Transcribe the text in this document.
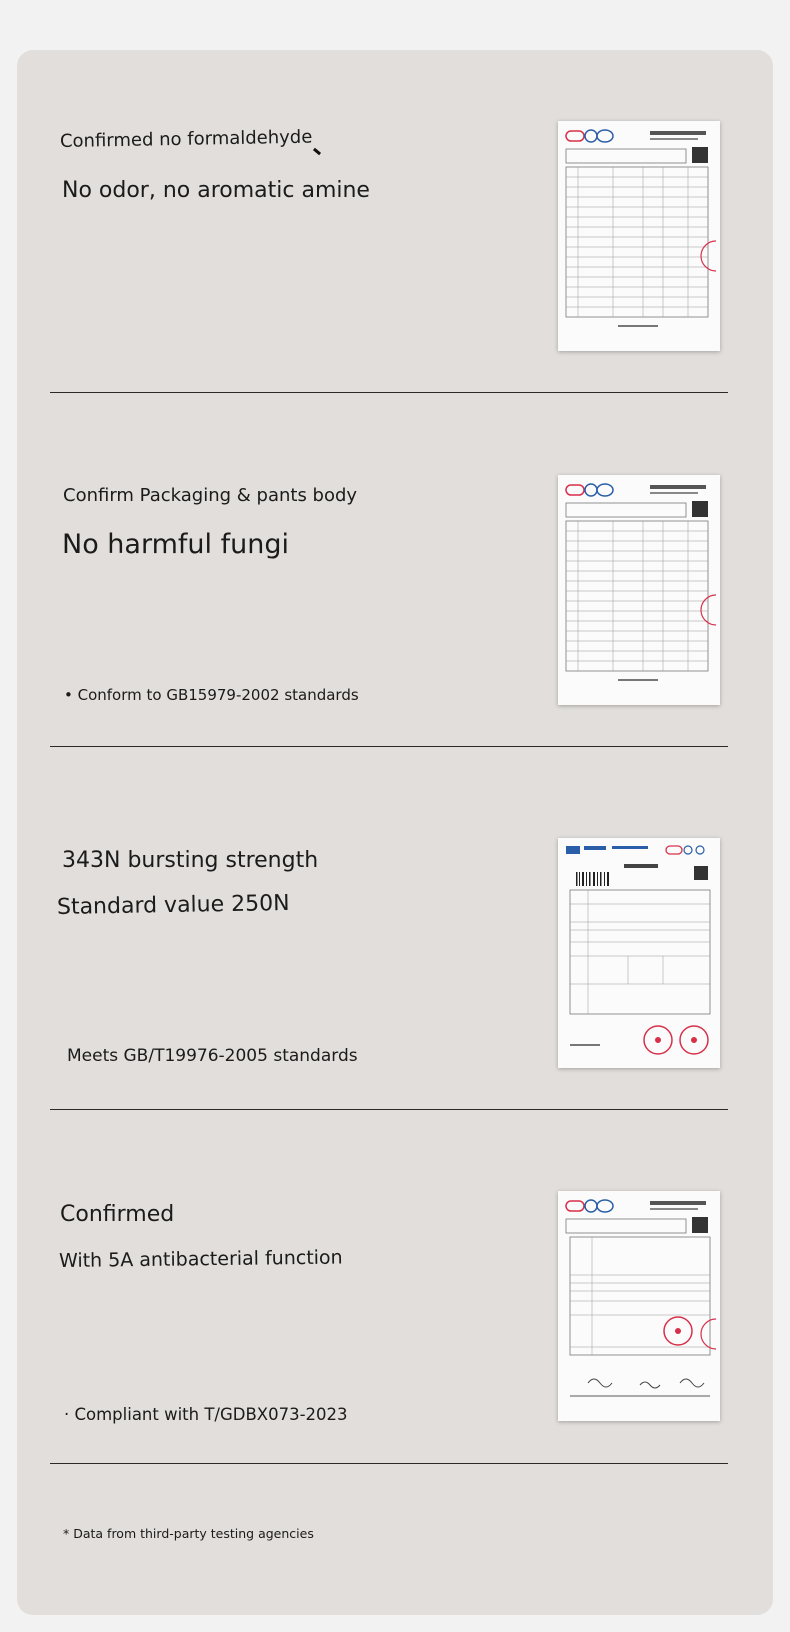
Confirmed no formaldehyde
No odor, no aromatic amine
Confirm Packaging & pants body
No harmful fungi
• Conform to GB15979-2002 standards
343N bursting strength
Standard value 250N
Meets GB/T19976-2005 standards
Confirmed
With 5A antibacterial function
· Compliant with T/GDBX073-2023
* Data from third-party testing agencies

◆ **WHAT IS BEING ASKED**: Where a line above contains the string "standards", copy that line.

◆ **OUTPUT OF THE TASK**:
• Conform to GB15979-2002 standards
Meets GB/T19976-2005 standards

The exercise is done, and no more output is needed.